> Page content records:
= Beginning of Section =
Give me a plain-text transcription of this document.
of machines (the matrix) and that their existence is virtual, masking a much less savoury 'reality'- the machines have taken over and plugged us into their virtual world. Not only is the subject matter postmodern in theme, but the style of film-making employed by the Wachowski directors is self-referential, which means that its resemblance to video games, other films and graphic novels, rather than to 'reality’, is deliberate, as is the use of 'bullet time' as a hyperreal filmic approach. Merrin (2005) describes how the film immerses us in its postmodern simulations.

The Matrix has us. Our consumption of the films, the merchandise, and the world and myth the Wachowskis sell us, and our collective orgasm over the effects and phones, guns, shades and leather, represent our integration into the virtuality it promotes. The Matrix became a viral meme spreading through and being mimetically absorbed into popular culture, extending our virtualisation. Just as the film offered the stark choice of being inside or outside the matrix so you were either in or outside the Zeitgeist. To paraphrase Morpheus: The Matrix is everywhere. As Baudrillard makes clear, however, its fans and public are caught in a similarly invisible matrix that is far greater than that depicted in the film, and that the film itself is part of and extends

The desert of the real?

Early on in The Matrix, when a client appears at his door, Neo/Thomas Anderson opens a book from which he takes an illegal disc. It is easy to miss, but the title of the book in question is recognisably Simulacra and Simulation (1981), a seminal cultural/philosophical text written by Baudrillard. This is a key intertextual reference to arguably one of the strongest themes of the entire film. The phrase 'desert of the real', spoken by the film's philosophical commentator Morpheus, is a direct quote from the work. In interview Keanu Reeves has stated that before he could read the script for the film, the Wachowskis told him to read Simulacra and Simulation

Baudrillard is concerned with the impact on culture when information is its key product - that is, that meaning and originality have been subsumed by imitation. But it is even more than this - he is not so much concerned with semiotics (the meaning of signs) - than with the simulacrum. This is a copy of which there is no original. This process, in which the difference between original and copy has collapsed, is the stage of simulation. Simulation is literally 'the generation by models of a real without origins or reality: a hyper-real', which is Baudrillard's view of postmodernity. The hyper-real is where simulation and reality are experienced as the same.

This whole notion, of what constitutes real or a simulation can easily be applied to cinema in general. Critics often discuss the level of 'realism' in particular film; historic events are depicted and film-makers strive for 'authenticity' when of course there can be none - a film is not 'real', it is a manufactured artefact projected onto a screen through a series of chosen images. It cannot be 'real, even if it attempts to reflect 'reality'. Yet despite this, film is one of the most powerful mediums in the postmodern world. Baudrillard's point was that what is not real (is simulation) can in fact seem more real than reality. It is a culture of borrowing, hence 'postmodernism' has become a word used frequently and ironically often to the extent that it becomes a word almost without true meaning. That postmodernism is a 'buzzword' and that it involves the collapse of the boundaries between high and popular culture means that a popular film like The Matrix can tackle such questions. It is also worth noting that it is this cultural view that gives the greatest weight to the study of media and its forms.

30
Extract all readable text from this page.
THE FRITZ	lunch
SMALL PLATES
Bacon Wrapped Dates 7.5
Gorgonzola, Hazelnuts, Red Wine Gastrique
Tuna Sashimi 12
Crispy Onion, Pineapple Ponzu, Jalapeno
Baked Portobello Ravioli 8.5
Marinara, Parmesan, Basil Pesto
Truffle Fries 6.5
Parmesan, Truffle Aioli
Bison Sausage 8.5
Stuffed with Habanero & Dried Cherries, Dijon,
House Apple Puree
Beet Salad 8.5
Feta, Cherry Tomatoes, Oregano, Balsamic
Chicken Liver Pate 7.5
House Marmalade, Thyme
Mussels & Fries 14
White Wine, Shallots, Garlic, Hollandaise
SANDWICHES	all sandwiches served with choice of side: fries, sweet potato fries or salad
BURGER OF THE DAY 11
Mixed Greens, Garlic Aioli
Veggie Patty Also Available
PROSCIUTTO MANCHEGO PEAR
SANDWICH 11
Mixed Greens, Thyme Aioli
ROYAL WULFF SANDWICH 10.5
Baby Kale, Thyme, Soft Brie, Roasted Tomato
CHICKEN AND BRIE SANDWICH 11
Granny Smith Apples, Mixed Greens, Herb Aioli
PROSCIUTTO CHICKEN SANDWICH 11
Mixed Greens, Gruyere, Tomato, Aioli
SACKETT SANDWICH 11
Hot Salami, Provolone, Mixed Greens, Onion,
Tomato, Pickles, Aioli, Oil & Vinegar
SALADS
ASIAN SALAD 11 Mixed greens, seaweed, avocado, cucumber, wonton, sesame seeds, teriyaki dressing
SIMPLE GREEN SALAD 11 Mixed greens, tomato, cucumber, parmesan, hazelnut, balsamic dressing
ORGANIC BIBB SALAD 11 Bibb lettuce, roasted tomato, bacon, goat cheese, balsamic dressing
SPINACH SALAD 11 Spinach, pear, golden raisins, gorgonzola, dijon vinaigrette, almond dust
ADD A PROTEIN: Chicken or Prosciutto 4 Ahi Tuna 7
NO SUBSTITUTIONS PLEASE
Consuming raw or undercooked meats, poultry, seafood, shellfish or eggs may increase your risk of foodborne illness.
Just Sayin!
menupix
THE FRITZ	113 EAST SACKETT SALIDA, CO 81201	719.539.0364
= End of Section =
> WORK INSTRUCTION:
Report all lines of the data above that include the string "Onion".

> TASK OUTPUT:
Crispy Onion, Pineapple Ponzu, Jalapeno
Hot Salami, Provolone, Mixed Greens, Onion,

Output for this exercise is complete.